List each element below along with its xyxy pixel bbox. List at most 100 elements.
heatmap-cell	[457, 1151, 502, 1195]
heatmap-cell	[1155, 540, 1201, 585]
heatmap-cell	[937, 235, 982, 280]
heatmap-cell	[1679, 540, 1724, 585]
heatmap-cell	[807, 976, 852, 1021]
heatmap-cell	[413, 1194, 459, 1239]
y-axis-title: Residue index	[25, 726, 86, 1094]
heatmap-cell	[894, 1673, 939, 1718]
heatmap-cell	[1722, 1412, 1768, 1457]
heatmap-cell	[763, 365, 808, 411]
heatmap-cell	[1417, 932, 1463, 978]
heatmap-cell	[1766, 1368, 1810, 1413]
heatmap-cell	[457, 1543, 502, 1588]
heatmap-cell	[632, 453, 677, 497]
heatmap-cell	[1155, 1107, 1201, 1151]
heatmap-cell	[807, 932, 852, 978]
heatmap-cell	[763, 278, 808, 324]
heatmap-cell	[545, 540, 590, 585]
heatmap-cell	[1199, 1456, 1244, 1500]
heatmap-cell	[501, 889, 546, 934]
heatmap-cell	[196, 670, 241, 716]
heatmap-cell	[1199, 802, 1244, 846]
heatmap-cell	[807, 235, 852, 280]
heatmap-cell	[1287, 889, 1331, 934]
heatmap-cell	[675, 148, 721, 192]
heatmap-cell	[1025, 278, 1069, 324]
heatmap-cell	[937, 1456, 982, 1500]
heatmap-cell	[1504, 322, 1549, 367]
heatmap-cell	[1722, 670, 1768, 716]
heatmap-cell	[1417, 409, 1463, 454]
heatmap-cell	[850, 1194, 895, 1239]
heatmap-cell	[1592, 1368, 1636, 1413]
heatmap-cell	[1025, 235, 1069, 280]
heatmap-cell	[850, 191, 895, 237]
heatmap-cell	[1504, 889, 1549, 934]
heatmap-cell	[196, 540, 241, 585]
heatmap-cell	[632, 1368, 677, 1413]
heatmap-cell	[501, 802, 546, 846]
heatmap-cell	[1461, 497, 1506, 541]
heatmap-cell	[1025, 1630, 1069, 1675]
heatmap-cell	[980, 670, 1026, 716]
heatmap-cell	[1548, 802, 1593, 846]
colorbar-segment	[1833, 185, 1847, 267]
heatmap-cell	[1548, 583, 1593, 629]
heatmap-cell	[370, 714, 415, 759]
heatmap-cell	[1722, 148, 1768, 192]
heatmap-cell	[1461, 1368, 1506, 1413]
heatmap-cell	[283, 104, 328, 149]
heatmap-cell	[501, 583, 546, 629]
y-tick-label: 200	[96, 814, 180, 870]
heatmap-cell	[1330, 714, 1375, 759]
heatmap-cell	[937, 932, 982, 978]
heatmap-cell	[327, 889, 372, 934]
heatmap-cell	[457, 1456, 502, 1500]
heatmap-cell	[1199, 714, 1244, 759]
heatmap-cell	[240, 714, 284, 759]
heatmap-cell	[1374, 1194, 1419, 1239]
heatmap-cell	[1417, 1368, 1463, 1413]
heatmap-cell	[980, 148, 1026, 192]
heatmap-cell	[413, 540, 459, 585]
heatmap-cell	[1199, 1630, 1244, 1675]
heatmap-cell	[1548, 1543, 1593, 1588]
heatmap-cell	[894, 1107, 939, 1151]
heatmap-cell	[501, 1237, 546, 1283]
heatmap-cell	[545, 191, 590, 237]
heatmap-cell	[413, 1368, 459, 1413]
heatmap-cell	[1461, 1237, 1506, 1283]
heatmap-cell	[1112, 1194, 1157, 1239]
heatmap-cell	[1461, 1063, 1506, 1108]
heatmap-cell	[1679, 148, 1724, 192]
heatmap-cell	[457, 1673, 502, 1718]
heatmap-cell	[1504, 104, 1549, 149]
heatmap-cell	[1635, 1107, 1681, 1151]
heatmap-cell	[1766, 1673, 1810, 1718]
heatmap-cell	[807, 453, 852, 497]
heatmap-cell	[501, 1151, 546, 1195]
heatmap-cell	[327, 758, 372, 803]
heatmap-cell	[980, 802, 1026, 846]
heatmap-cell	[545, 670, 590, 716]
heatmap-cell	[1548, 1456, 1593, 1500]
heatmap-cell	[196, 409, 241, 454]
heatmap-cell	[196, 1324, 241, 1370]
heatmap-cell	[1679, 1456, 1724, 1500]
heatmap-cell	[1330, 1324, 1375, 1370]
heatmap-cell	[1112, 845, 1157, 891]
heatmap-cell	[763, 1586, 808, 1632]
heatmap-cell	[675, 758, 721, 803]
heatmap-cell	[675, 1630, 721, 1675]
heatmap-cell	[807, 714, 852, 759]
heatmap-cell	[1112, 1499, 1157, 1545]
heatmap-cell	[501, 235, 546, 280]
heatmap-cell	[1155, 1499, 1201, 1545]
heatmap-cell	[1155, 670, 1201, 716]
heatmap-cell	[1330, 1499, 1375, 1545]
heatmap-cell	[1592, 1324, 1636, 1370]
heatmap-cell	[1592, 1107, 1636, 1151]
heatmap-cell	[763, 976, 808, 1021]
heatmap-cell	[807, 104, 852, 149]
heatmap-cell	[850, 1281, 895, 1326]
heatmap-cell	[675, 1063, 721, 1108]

Directions = Copy out every row above word for word, keeping the same order and changing nothing.

Response =
List each element below along with its xyxy pixel bbox. List at most 100 elements.
heatmap-cell	[457, 1151, 502, 1195]
heatmap-cell	[1155, 540, 1201, 585]
heatmap-cell	[937, 235, 982, 280]
heatmap-cell	[1679, 540, 1724, 585]
heatmap-cell	[807, 976, 852, 1021]
heatmap-cell	[413, 1194, 459, 1239]
y-axis-title: Residue index	[25, 726, 86, 1094]
heatmap-cell	[894, 1673, 939, 1718]
heatmap-cell	[1722, 1412, 1768, 1457]
heatmap-cell	[763, 365, 808, 411]
heatmap-cell	[1417, 932, 1463, 978]
heatmap-cell	[1766, 1368, 1810, 1413]
heatmap-cell	[457, 1543, 502, 1588]
heatmap-cell	[632, 453, 677, 497]
heatmap-cell	[1155, 1107, 1201, 1151]
heatmap-cell	[807, 932, 852, 978]
heatmap-cell	[763, 278, 808, 324]
heatmap-cell	[545, 540, 590, 585]
heatmap-cell	[1199, 1456, 1244, 1500]
heatmap-cell	[501, 889, 546, 934]
heatmap-cell	[196, 670, 241, 716]
heatmap-cell	[1199, 802, 1244, 846]
heatmap-cell	[807, 235, 852, 280]
heatmap-cell	[1287, 889, 1331, 934]
heatmap-cell	[675, 148, 721, 192]
heatmap-cell	[1025, 278, 1069, 324]
heatmap-cell	[937, 1456, 982, 1500]
heatmap-cell	[1504, 322, 1549, 367]
heatmap-cell	[1722, 670, 1768, 716]
heatmap-cell	[1417, 409, 1463, 454]
heatmap-cell	[850, 1194, 895, 1239]
heatmap-cell	[1592, 1368, 1636, 1413]
heatmap-cell	[1025, 235, 1069, 280]
heatmap-cell	[850, 191, 895, 237]
heatmap-cell	[1504, 889, 1549, 934]
heatmap-cell	[196, 540, 241, 585]
heatmap-cell	[632, 1368, 677, 1413]
heatmap-cell	[501, 802, 546, 846]
heatmap-cell	[1461, 497, 1506, 541]
heatmap-cell	[1025, 1630, 1069, 1675]
heatmap-cell	[980, 670, 1026, 716]
heatmap-cell	[1548, 802, 1593, 846]
colorbar-segment	[1833, 185, 1847, 267]
heatmap-cell	[1548, 583, 1593, 629]
heatmap-cell	[370, 714, 415, 759]
heatmap-cell	[1722, 148, 1768, 192]
heatmap-cell	[1461, 1368, 1506, 1413]
heatmap-cell	[283, 104, 328, 149]
heatmap-cell	[501, 583, 546, 629]
y-tick-label: 200	[96, 814, 180, 870]
heatmap-cell	[1330, 714, 1375, 759]
heatmap-cell	[937, 932, 982, 978]
heatmap-cell	[327, 889, 372, 934]
heatmap-cell	[457, 1456, 502, 1500]
heatmap-cell	[1199, 714, 1244, 759]
heatmap-cell	[240, 714, 284, 759]
heatmap-cell	[1374, 1194, 1419, 1239]
heatmap-cell	[1417, 1368, 1463, 1413]
heatmap-cell	[980, 148, 1026, 192]
heatmap-cell	[413, 540, 459, 585]
heatmap-cell	[1199, 1630, 1244, 1675]
heatmap-cell	[1548, 1543, 1593, 1588]
heatmap-cell	[894, 1107, 939, 1151]
heatmap-cell	[501, 1237, 546, 1283]
heatmap-cell	[545, 191, 590, 237]
heatmap-cell	[413, 1368, 459, 1413]
heatmap-cell	[1461, 1237, 1506, 1283]
heatmap-cell	[1112, 1194, 1157, 1239]
heatmap-cell	[1461, 1063, 1506, 1108]
heatmap-cell	[1679, 148, 1724, 192]
heatmap-cell	[457, 1673, 502, 1718]
heatmap-cell	[1504, 104, 1549, 149]
heatmap-cell	[1635, 1107, 1681, 1151]
heatmap-cell	[1766, 1673, 1810, 1718]
heatmap-cell	[807, 453, 852, 497]
heatmap-cell	[501, 1151, 546, 1195]
heatmap-cell	[327, 758, 372, 803]
heatmap-cell	[980, 802, 1026, 846]
heatmap-cell	[545, 670, 590, 716]
heatmap-cell	[1548, 1456, 1593, 1500]
heatmap-cell	[196, 409, 241, 454]
heatmap-cell	[196, 1324, 241, 1370]
heatmap-cell	[1679, 1456, 1724, 1500]
heatmap-cell	[1330, 1324, 1375, 1370]
heatmap-cell	[1112, 845, 1157, 891]
heatmap-cell	[763, 1586, 808, 1632]
heatmap-cell	[675, 758, 721, 803]
heatmap-cell	[675, 1630, 721, 1675]
heatmap-cell	[807, 714, 852, 759]
heatmap-cell	[1112, 1499, 1157, 1545]
heatmap-cell	[501, 235, 546, 280]
heatmap-cell	[1155, 1499, 1201, 1545]
heatmap-cell	[1155, 670, 1201, 716]
heatmap-cell	[1330, 1499, 1375, 1545]
heatmap-cell	[1592, 1324, 1636, 1370]
heatmap-cell	[1592, 1107, 1636, 1151]
heatmap-cell	[763, 976, 808, 1021]
heatmap-cell	[807, 104, 852, 149]
heatmap-cell	[850, 1281, 895, 1326]
heatmap-cell	[675, 1063, 721, 1108]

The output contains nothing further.